Instructions to follow -> Write out all the material exactly. Leave nothing out.

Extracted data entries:
#####

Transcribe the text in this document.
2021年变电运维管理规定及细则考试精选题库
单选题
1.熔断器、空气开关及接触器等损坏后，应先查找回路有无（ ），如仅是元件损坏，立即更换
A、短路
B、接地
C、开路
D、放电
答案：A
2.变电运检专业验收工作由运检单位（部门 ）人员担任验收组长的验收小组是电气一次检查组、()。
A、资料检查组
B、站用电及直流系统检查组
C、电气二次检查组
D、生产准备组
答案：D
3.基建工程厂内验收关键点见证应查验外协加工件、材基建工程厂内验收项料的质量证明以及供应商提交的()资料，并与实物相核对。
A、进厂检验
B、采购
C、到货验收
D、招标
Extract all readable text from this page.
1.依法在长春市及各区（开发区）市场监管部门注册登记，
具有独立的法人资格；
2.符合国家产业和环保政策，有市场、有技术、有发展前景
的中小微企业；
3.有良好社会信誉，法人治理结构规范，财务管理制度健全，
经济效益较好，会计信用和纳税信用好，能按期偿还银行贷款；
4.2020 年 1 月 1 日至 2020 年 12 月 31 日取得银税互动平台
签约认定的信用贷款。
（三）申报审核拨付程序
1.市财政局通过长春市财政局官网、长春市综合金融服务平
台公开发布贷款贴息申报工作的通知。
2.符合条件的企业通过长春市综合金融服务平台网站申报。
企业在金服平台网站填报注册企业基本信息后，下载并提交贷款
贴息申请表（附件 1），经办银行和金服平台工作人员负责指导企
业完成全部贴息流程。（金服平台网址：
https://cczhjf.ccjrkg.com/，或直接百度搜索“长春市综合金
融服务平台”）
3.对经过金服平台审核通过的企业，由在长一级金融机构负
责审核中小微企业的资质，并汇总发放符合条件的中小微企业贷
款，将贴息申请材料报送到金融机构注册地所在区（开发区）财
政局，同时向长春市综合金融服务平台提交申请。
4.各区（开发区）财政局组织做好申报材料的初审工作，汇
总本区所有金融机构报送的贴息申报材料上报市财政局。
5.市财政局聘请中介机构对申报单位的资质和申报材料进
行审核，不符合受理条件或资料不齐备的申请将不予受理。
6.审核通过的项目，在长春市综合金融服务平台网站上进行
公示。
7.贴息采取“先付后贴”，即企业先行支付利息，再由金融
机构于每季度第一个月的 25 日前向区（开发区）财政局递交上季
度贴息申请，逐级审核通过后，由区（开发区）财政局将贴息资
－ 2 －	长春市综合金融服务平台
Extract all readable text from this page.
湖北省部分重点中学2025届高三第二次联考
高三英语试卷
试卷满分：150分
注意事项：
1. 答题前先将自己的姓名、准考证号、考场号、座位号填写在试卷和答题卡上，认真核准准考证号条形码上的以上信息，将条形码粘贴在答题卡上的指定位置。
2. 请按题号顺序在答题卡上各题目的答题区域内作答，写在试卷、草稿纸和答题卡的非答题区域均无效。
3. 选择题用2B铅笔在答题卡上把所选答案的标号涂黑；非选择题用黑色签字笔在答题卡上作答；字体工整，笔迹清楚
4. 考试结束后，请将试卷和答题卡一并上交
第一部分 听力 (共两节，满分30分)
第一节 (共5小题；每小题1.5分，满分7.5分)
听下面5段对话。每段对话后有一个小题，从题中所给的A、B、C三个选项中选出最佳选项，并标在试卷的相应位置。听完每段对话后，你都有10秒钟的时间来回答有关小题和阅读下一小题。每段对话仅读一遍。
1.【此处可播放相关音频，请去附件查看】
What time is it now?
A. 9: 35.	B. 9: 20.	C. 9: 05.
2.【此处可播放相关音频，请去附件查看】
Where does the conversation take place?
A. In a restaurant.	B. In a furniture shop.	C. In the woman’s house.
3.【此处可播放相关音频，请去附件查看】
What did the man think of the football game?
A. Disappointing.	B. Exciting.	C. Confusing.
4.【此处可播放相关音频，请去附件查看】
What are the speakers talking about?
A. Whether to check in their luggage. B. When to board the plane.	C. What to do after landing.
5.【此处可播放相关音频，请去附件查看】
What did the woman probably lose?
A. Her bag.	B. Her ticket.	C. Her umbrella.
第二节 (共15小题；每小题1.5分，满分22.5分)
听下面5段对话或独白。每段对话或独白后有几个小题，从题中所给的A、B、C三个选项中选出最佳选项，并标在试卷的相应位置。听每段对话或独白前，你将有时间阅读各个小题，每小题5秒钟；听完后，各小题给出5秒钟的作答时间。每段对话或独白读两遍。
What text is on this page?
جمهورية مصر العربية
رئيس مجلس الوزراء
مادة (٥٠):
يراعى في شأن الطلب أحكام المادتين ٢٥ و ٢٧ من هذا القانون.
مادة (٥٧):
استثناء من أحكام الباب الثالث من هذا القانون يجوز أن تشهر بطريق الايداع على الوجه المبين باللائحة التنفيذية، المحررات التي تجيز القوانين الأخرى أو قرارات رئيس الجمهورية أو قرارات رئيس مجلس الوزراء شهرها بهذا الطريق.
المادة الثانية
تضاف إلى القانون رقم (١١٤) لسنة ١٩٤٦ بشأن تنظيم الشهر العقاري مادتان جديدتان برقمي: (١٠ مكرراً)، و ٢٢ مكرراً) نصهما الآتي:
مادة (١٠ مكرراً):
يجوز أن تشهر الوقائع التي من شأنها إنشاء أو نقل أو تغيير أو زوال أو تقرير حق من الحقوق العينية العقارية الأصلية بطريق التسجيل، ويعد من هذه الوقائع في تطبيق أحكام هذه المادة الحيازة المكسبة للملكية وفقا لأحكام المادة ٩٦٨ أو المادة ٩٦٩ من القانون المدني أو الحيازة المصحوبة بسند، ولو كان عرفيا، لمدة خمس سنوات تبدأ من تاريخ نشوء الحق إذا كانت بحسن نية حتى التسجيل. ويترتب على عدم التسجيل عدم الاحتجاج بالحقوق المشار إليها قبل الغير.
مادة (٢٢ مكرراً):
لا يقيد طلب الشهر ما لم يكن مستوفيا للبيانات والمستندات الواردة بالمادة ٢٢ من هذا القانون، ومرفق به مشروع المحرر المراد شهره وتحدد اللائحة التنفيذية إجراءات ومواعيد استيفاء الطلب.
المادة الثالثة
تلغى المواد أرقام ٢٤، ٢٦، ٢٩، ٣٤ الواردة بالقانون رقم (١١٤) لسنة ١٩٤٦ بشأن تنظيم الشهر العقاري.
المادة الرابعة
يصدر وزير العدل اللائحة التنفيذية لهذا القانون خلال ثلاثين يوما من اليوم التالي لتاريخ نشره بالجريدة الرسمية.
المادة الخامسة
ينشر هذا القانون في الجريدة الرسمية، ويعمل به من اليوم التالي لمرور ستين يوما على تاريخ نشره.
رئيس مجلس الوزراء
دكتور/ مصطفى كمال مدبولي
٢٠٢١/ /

#####

Worked answer ->
Transcribe the text in this document.
2021年变电运维管理规定及细则考试精选题库
单选题
1.熔断器、空气开关及接触器等损坏后，应先查找回路有无（ ），如仅是元件损坏，立即更换
A、短路
B、接地
C、开路
D、放电
答案：A
2.变电运检专业验收工作由运检单位（部门 ）人员担任验收组长的验收小组是电气一次检查组、()。
A、资料检查组
B、站用电及直流系统检查组
C、电气二次检查组
D、生产准备组
答案：D
3.基建工程厂内验收关键点见证应查验外协加工件、材基建工程厂内验收项料的质量证明以及供应商提交的()资料，并与实物相核对。
A、进厂检验
B、采购
C、到货验收
D、招标
Extract all readable text from this page.
1.依法在长春市及各区（开发区）市场监管部门注册登记，
具有独立的法人资格；
2.符合国家产业和环保政策，有市场、有技术、有发展前景
的中小微企业；
3.有良好社会信誉，法人治理结构规范，财务管理制度健全，
经济效益较好，会计信用和纳税信用好，能按期偿还银行贷款；
4.2020 年 1 月 1 日至 2020 年 12 月 31 日取得银税互动平台
签约认定的信用贷款。
（三）申报审核拨付程序
1.市财政局通过长春市财政局官网、长春市综合金融服务平
台公开发布贷款贴息申报工作的通知。
2.符合条件的企业通过长春市综合金融服务平台网站申报。
企业在金服平台网站填报注册企业基本信息后，下载并提交贷款
贴息申请表（附件 1），经办银行和金服平台工作人员负责指导企
业完成全部贴息流程。（金服平台网址：
https://cczhjf.ccjrkg.com/，或直接百度搜索“长春市综合金
融服务平台”）
3.对经过金服平台审核通过的企业，由在长一级金融机构负
责审核中小微企业的资质，并汇总发放符合条件的中小微企业贷
款，将贴息申请材料报送到金融机构注册地所在区（开发区）财
政局，同时向长春市综合金融服务平台提交申请。
4.各区（开发区）财政局组织做好申报材料的初审工作，汇
总本区所有金融机构报送的贴息申报材料上报市财政局。
5.市财政局聘请中介机构对申报单位的资质和申报材料进
行审核，不符合受理条件或资料不齐备的申请将不予受理。
6.审核通过的项目，在长春市综合金融服务平台网站上进行
公示。
7.贴息采取“先付后贴”，即企业先行支付利息，再由金融
机构于每季度第一个月的 25 日前向区（开发区）财政局递交上季
度贴息申请，逐级审核通过后，由区（开发区）财政局将贴息资
－ 2 －	长春市综合金融服务平台
Extract all readable text from this page.
湖北省部分重点中学2025届高三第二次联考
高三英语试卷
试卷满分：150分
注意事项：
1. 答题前先将自己的姓名、准考证号、考场号、座位号填写在试卷和答题卡上，认真核准准考证号条形码上的以上信息，将条形码粘贴在答题卡上的指定位置。
2. 请按题号顺序在答题卡上各题目的答题区域内作答，写在试卷、草稿纸和答题卡的非答题区域均无效。
3. 选择题用2B铅笔在答题卡上把所选答案的标号涂黑；非选择题用黑色签字笔在答题卡上作答；字体工整，笔迹清楚
4. 考试结束后，请将试卷和答题卡一并上交
第一部分 听力 (共两节，满分30分)
第一节 (共5小题；每小题1.5分，满分7.5分)
听下面5段对话。每段对话后有一个小题，从题中所给的A、B、C三个选项中选出最佳选项，并标在试卷的相应位置。听完每段对话后，你都有10秒钟的时间来回答有关小题和阅读下一小题。每段对话仅读一遍。
1.【此处可播放相关音频，请去附件查看】
What time is it now?
A. 9: 35.	B. 9: 20.	C. 9: 05.
2.【此处可播放相关音频，请去附件查看】
Where does the conversation take place?
A. In a restaurant.	B. In a furniture shop.	C. In the woman’s house.
3.【此处可播放相关音频，请去附件查看】
What did the man think of the football game?
A. Disappointing.	B. Exciting.	C. Confusing.
4.【此处可播放相关音频，请去附件查看】
What are the speakers talking about?
A. Whether to check in their luggage. B. When to board the plane.	C. What to do after landing.
5.【此处可播放相关音频，请去附件查看】
What did the woman probably lose?
A. Her bag.	B. Her ticket.	C. Her umbrella.
第二节 (共15小题；每小题1.5分，满分22.5分)
听下面5段对话或独白。每段对话或独白后有几个小题，从题中所给的A、B、C三个选项中选出最佳选项，并标在试卷的相应位置。听每段对话或独白前，你将有时间阅读各个小题，每小题5秒钟；听完后，各小题给出5秒钟的作答时间。每段对话或独白读两遍。
What text is on this page?
جمهورية مصر العربية
رئيس مجلس الوزراء
مادة (٥٠):
يراعى في شأن الطلب أحكام المادتين ٢٥ و ٢٧ من هذا القانون.
مادة (٥٧):
استثناء من أحكام الباب الثالث من هذا القانون يجوز أن تشهر بطريق الايداع على الوجه المبين باللائحة التنفيذية، المحررات التي تجيز القوانين الأخرى أو قرارات رئيس الجمهورية أو قرارات رئيس مجلس الوزراء شهرها بهذا الطريق.
المادة الثانية
تضاف إلى القانون رقم (١١٤) لسنة ١٩٤٦ بشأن تنظيم الشهر العقاري مادتان جديدتان برقمي: (١٠ مكرراً)، و ٢٢ مكرراً) نصهما الآتي:
مادة (١٠ مكرراً):
يجوز أن تشهر الوقائع التي من شأنها إنشاء أو نقل أو تغيير أو زوال أو تقرير حق من الحقوق العينية العقارية الأصلية بطريق التسجيل، ويعد من هذه الوقائع في تطبيق أحكام هذه المادة الحيازة المكسبة للملكية وفقا لأحكام المادة ٩٦٨ أو المادة ٩٦٩ من القانون المدني أو الحيازة المصحوبة بسند، ولو كان عرفيا، لمدة خمس سنوات تبدأ من تاريخ نشوء الحق إذا كانت بحسن نية حتى التسجيل. ويترتب على عدم التسجيل عدم الاحتجاج بالحقوق المشار إليها قبل الغير.
مادة (٢٢ مكرراً):
لا يقيد طلب الشهر ما لم يكن مستوفيا للبيانات والمستندات الواردة بالمادة ٢٢ من هذا القانون، ومرفق به مشروع المحرر المراد شهره وتحدد اللائحة التنفيذية إجراءات ومواعيد استيفاء الطلب.
المادة الثالثة
تلغى المواد أرقام ٢٤، ٢٦، ٢٩، ٣٤ الواردة بالقانون رقم (١١٤) لسنة ١٩٤٦ بشأن تنظيم الشهر العقاري.
المادة الرابعة
يصدر وزير العدل اللائحة التنفيذية لهذا القانون خلال ثلاثين يوما من اليوم التالي لتاريخ نشره بالجريدة الرسمية.
المادة الخامسة
ينشر هذا القانون في الجريدة الرسمية، ويعمل به من اليوم التالي لمرور ستين يوما على تاريخ نشره.
رئيس مجلس الوزراء
دكتور/ مصطفى كمال مدبولي
٢٠٢١/ /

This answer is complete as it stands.